# Aim:
Find the string "hayati" in the listing and report every line that has it.

# Data shown:
########
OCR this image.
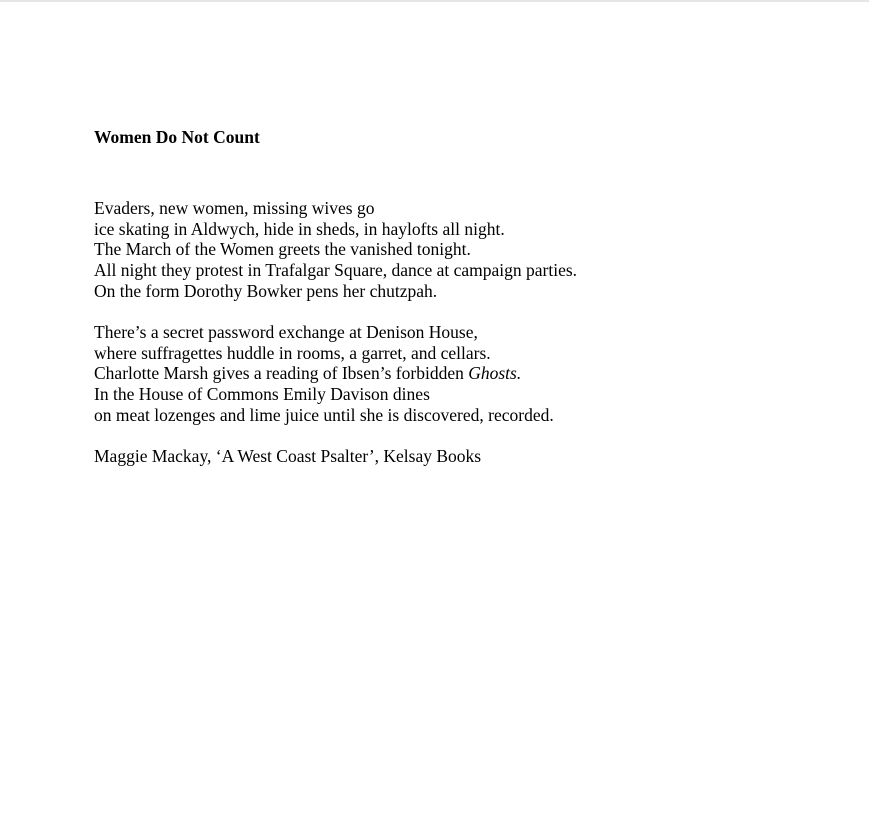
Women Do Not Count

Evaders, new women, missing wives go

ice skating in Aldwych, hide in sheds, in haylofts all night.

The March of the Women greets the vanished tonight.

All night they protest in Trafalgar Square, dance at campaign parties.

On the form Dorothy Bowker pens her chutzpah.

There’s a secret password exchange at Denison House,

where suffragettes huddle in rooms, a garret, and cellars.

Charlotte Marsh gives a reading of Ibsen’s forbidden Ghosts.

In the House of Commons Emily Davison dines

on meat lozenges and lime juice until she is discovered, recorded.

Maggie Mackay, ‘A West Coast Psalter’, Kelsay Books
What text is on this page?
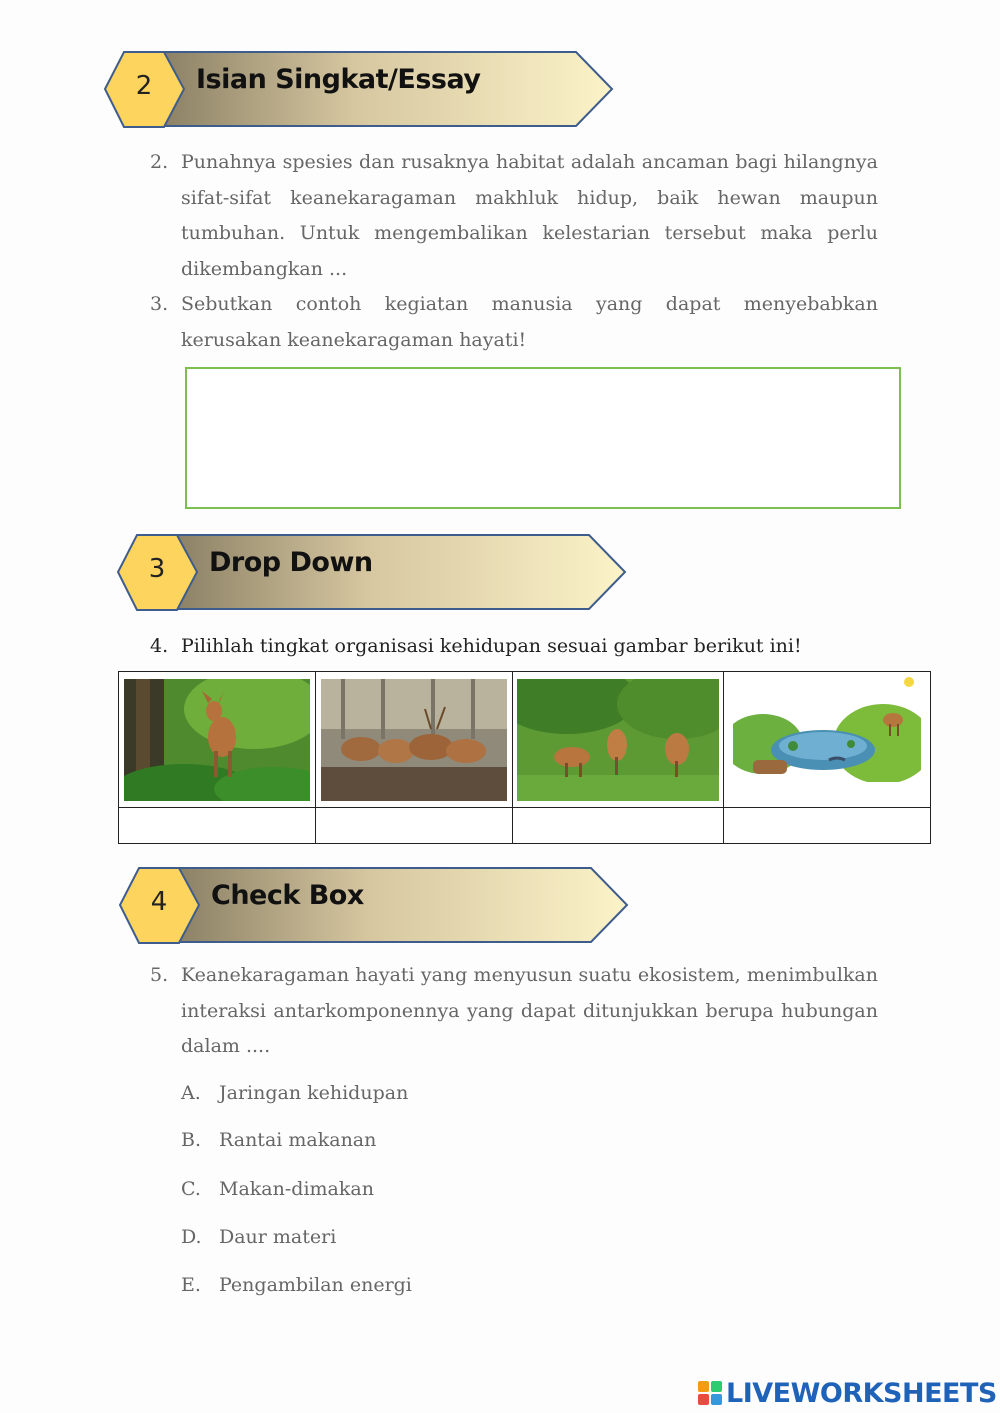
2	Isian Singkat/Essay
2. Punahnya spesies dan rusaknya habitat adalah ancaman bagi hilangnya sifat-sifat keanekaragaman makhluk hidup, baik hewan maupun tumbuhan. Untuk mengembalikan kelestarian tersebut maka perlu dikembangkan ...
3. Sebutkan contoh kegiatan manusia yang dapat menyebabkan kerusakan keanekaragaman hayati!
3	Drop Down
4. Pilihlah tingkat organisasi kehidupan sesuai gambar berikut ini!

4	Check Box
5. Keanekaragaman hayati yang menyusun suatu ekosistem, menimbulkan interaksi antarkomponennya yang dapat ditunjukkan berupa hubungan dalam ....
A. Jaringan kehidupan
B. Rantai makanan
C. Makan-dimakan
D. Daur materi
E. Pengambilan energi
LIVEWORKSHEETS
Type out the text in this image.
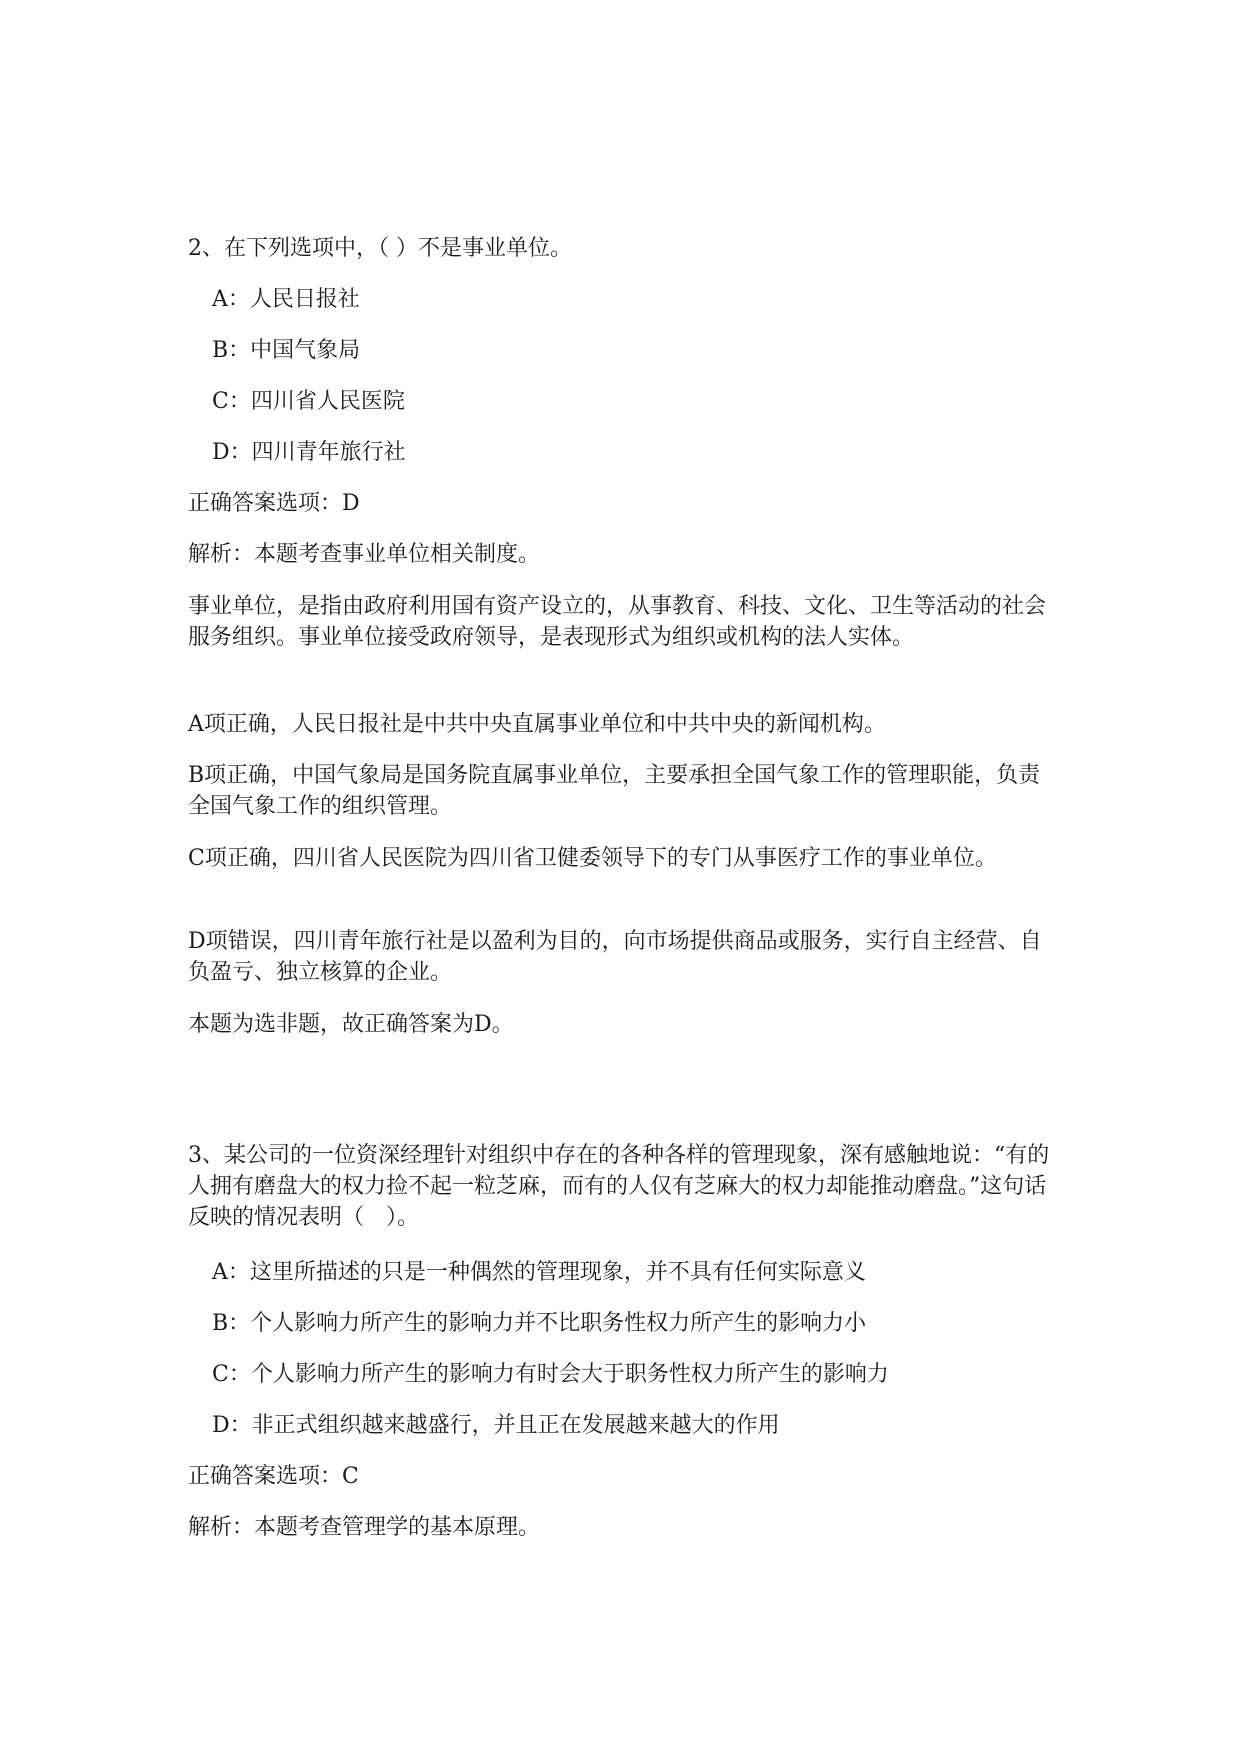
2、在下列选项中，（ ）不是事业单位。
A：人民日报社
B：中国气象局
C：四川省人民医院
D：四川青年旅行社
正确答案选项：D
解析：本题考查事业单位相关制度。
事业单位，是指由政府利用国有资产设立的，从事教育、科技、文化、卫生等活动的社会服务组织。事业单位接受政府领导，是表现形式为组织或机构的法人实体。
A项正确，人民日报社是中共中央直属事业单位和中共中央的新闻机构。
B项正确，中国气象局是国务院直属事业单位，主要承担全国气象工作的管理职能，负责全国气象工作的组织管理。
C项正确，四川省人民医院为四川省卫健委领导下的专门从事医疗工作的事业单位。
D项错误，四川青年旅行社是以盈利为目的，向市场提供商品或服务，实行自主经营、自负盈亏、独立核算的企业。
本题为选非题，故正确答案为D。
3、某公司的一位资深经理针对组织中存在的各种各样的管理现象，深有感触地说：“有的人拥有磨盘大的权力捡不起一粒芝麻，而有的人仅有芝麻大的权力却能推动磨盘。”这句话反映的情况表明（　）。
A：这里所描述的只是一种偶然的管理现象，并不具有任何实际意义
B：个人影响力所产生的影响力并不比职务性权力所产生的影响力小
C：个人影响力所产生的影响力有时会大于职务性权力所产生的影响力
D：非正式组织越来越盛行，并且正在发展越来越大的作用
正确答案选项：C
解析：本题考查管理学的基本原理。
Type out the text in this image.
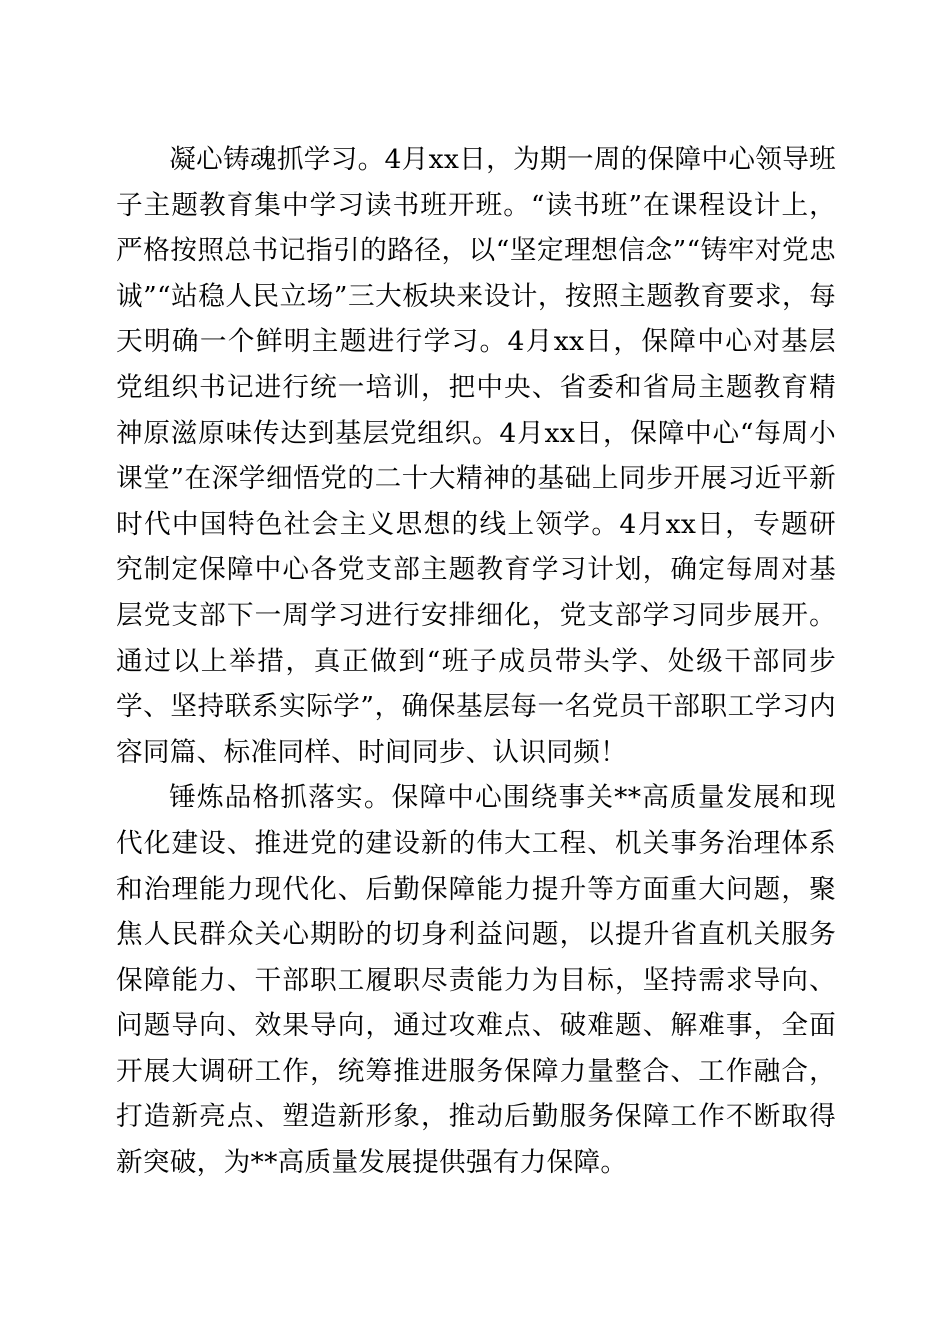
凝心铸魂抓学习。4月xx日，为期一周的保障中心领导班子主题教育集中学习读书班开班。“读书班”在课程设计上，严格按照总书记指引的路径，以“坚定理想信念”“铸牢对党忠诚”“站稳人民立场”三大板块来设计，按照主题教育要求，每天明确一个鲜明主题进行学习。4月xx日，保障中心对基层党组织书记进行统一培训，把中央、省委和省局主题教育精神原滋原味传达到基层党组织。4月xx日，保障中心“每周小课堂”在深学细悟党的二十大精神的基础上同步开展习近平新时代中国特色社会主义思想的线上领学。4月xx日，专题研究制定保障中心各党支部主题教育学习计划，确定每周对基层党支部下一周学习进行安排细化，党支部学习同步展开。通过以上举措，真正做到“班子成员带头学、处级干部同步学、坚持联系实际学”，确保基层每一名党员干部职工学习内容同篇、标准同样、时间同步、认识同频！

锤炼品格抓落实。保障中心围绕事关**高质量发展和现代化建设、推进党的建设新的伟大工程、机关事务治理体系和治理能力现代化、后勤保障能力提升等方面重大问题，聚焦人民群众关心期盼的切身利益问题，以提升省直机关服务保障能力、干部职工履职尽责能力为目标，坚持需求导向、问题导向、效果导向，通过攻难点、破难题、解难事，全面开展大调研工作，统筹推进服务保障力量整合、工作融合，打造新亮点、塑造新形象，推动后勤服务保障工作不断取得新突破，为**高质量发展提供强有力保障。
########
# Output of the exercise:
3. Sebutkan contoh kegiatan manusia yang dapat menyebabkan kerusakan keanekaragaman hayati!
5. Keanekaragaman hayati yang menyusun suatu ekosistem, menimbulkan interaksi antarkomponennya yang dapat ditunjukkan berupa hubungan dalam ....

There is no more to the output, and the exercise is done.